• **Data**:
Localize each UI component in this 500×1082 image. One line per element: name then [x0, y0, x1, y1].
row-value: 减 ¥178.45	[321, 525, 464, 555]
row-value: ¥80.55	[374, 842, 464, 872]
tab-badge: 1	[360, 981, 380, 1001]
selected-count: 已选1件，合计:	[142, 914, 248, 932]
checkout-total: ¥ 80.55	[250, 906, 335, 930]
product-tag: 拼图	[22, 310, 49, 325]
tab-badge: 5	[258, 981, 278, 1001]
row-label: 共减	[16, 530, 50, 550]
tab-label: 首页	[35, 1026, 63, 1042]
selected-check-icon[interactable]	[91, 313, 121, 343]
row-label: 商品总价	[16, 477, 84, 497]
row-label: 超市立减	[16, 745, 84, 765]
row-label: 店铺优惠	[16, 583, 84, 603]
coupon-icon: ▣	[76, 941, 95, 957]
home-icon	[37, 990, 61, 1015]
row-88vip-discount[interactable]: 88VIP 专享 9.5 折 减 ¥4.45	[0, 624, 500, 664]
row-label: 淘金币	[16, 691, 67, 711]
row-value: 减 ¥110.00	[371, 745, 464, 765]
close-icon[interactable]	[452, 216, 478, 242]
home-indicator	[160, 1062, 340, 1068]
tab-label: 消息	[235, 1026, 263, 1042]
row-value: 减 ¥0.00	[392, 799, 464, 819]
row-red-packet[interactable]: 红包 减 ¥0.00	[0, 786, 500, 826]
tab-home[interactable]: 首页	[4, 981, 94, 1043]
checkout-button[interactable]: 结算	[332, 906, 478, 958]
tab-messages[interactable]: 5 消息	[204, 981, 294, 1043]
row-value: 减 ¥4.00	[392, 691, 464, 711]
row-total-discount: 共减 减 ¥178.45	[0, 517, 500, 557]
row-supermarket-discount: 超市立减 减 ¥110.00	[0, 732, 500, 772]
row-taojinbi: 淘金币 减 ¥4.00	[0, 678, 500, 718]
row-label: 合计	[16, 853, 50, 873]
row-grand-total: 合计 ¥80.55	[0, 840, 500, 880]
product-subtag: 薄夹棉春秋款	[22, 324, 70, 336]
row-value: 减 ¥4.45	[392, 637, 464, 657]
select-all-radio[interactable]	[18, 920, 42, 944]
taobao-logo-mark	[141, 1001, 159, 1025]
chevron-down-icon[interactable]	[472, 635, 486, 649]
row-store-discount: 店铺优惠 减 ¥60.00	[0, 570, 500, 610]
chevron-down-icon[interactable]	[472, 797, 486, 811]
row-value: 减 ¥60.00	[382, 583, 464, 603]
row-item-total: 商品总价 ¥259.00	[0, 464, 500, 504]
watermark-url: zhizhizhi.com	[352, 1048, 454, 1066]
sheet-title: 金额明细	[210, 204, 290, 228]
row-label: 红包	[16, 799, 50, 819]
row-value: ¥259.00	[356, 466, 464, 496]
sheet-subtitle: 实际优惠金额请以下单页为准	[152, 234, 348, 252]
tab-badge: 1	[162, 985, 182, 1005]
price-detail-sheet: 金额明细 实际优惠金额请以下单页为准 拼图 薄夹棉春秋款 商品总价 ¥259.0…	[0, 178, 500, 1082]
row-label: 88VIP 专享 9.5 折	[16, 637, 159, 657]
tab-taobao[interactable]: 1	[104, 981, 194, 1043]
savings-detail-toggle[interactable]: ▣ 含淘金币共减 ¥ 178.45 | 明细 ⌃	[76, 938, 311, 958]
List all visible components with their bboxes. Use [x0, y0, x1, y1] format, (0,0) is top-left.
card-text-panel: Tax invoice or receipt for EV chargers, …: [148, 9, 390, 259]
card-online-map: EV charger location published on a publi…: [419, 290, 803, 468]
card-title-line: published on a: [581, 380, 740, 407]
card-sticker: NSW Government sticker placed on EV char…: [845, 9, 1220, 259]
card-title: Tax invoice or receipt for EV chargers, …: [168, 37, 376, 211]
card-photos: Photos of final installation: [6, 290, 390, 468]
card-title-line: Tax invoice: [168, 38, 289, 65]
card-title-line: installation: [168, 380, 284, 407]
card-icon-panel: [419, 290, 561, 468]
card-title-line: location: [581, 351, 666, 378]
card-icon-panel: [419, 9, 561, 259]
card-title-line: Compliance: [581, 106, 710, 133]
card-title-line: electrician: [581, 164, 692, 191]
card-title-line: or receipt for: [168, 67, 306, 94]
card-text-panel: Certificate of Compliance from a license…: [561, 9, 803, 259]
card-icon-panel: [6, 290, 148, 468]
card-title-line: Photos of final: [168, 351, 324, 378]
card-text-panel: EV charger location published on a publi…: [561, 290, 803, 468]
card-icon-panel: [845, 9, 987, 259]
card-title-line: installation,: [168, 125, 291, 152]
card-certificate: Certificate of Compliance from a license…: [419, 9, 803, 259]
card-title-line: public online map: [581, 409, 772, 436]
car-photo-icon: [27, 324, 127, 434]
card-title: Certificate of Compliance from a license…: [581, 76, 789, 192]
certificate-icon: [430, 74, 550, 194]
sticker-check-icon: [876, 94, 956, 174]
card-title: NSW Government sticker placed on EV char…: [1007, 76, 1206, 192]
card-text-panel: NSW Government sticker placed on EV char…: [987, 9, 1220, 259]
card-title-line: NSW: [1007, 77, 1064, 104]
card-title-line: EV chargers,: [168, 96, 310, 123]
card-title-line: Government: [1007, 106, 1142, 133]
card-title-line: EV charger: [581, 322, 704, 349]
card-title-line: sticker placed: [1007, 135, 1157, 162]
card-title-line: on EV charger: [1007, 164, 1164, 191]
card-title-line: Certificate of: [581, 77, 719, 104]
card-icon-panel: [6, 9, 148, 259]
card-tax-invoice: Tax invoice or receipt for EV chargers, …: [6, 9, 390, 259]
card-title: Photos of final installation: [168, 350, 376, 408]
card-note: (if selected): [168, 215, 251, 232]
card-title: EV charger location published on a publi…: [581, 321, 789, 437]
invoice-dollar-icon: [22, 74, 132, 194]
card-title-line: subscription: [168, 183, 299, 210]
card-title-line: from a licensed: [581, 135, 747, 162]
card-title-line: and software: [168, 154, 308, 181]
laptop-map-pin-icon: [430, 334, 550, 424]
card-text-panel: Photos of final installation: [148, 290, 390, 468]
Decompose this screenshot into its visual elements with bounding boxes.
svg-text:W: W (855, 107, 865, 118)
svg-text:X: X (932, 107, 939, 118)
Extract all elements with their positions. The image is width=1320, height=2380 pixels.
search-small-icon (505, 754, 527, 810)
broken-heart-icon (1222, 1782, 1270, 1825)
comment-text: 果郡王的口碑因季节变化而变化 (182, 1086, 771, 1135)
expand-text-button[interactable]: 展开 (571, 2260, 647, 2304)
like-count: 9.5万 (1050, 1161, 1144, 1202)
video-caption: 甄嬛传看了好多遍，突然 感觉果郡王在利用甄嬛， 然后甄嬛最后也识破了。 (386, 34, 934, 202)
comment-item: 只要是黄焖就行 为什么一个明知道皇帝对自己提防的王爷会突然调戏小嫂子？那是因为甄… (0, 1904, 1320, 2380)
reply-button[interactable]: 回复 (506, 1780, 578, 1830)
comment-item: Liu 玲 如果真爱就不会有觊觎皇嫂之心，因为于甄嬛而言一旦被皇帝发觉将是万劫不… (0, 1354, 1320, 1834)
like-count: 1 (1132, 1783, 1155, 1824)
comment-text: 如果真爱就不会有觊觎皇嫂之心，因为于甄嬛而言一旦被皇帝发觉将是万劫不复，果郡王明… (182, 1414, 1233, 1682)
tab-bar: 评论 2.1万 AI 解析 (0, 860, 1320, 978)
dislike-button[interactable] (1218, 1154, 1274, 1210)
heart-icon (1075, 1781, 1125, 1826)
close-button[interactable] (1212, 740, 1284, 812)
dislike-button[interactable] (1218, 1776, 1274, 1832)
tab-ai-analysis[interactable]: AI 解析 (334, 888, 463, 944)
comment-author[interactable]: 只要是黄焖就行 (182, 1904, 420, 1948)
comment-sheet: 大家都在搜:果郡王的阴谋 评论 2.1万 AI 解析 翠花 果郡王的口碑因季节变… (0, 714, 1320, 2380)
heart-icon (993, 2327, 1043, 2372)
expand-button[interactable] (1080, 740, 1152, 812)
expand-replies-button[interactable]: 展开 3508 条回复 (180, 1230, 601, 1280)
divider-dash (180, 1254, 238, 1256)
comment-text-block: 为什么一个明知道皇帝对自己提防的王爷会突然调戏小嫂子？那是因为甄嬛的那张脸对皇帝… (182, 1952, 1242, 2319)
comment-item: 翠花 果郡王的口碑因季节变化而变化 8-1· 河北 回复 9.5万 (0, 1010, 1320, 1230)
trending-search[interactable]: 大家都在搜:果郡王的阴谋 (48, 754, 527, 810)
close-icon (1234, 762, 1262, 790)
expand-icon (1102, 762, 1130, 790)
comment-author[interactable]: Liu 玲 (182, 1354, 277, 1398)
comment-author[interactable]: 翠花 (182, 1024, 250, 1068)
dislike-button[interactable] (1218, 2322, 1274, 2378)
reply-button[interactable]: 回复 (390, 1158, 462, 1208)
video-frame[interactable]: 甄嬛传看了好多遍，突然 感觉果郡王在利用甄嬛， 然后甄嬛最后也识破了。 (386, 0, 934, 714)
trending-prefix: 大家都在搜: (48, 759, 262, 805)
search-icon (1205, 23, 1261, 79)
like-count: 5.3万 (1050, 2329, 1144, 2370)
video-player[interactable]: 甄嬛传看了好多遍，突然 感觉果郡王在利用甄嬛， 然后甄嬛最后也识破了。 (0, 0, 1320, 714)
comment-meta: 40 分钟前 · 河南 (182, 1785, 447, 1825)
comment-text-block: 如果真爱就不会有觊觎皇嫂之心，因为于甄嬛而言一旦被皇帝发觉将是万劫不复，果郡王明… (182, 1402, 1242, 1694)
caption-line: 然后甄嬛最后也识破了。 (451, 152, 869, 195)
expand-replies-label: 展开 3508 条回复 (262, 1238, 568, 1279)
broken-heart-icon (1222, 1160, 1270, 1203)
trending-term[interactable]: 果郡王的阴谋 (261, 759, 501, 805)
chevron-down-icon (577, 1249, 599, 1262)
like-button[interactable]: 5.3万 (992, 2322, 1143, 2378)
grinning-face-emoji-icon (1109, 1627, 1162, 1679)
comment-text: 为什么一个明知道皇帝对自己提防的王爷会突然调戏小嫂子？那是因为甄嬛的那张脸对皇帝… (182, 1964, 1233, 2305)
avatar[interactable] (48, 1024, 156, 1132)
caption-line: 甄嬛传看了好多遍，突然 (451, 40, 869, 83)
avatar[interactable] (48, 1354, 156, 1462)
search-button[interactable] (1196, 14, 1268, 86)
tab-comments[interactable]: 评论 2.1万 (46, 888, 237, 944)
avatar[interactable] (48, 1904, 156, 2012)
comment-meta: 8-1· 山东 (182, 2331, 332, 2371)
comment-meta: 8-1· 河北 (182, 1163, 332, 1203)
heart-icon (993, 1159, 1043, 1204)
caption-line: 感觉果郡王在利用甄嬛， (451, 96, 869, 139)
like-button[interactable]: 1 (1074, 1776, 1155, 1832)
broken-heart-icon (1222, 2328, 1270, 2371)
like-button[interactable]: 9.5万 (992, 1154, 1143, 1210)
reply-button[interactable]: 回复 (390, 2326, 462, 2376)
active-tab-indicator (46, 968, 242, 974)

• **Written problem**:
Rewrite the lines from the first one through the line containing "324, 70, 336]", inclusive, with "tab-badge" replaced by "tab-counter" and nothing else changed.

• **Output below**:
Localize each UI component in this 500×1082 image. One line per element: name then [x0, y0, x1, y1].
row-value: 减 ¥178.45	[321, 525, 464, 555]
row-value: ¥80.55	[374, 842, 464, 872]
tab-counter: 1	[360, 981, 380, 1001]
selected-count: 已选1件，合计:	[142, 914, 248, 932]
checkout-total: ¥ 80.55	[250, 906, 335, 930]
product-tag: 拼图	[22, 310, 49, 325]
tab-counter: 5	[258, 981, 278, 1001]
row-label: 共减	[16, 530, 50, 550]
tab-label: 首页	[35, 1026, 63, 1042]
selected-check-icon[interactable]	[91, 313, 121, 343]
row-label: 商品总价	[16, 477, 84, 497]
row-label: 超市立减	[16, 745, 84, 765]
row-label: 店铺优惠	[16, 583, 84, 603]
coupon-icon: ▣	[76, 941, 95, 957]
home-icon	[37, 990, 61, 1015]
row-88vip-discount[interactable]: 88VIP 专享 9.5 折 减 ¥4.45	[0, 624, 500, 664]
row-label: 淘金币	[16, 691, 67, 711]
row-value: 减 ¥110.00	[371, 745, 464, 765]
close-icon[interactable]	[452, 216, 478, 242]
home-indicator	[160, 1062, 340, 1068]
tab-label: 消息	[235, 1026, 263, 1042]
row-value: 减 ¥0.00	[392, 799, 464, 819]
row-red-packet[interactable]: 红包 减 ¥0.00	[0, 786, 500, 826]
tab-home[interactable]: 首页	[4, 981, 94, 1043]
checkout-button[interactable]: 结算	[332, 906, 478, 958]
tab-messages[interactable]: 5 消息	[204, 981, 294, 1043]
row-value: 减 ¥4.00	[392, 691, 464, 711]
row-total-discount: 共减 减 ¥178.45	[0, 517, 500, 557]
row-supermarket-discount: 超市立减 减 ¥110.00	[0, 732, 500, 772]
row-taojinbi: 淘金币 减 ¥4.00	[0, 678, 500, 718]
row-label: 合计	[16, 853, 50, 873]
row-grand-total: 合计 ¥80.55	[0, 840, 500, 880]
product-subtag: 薄夹棉春秋款	[22, 324, 70, 336]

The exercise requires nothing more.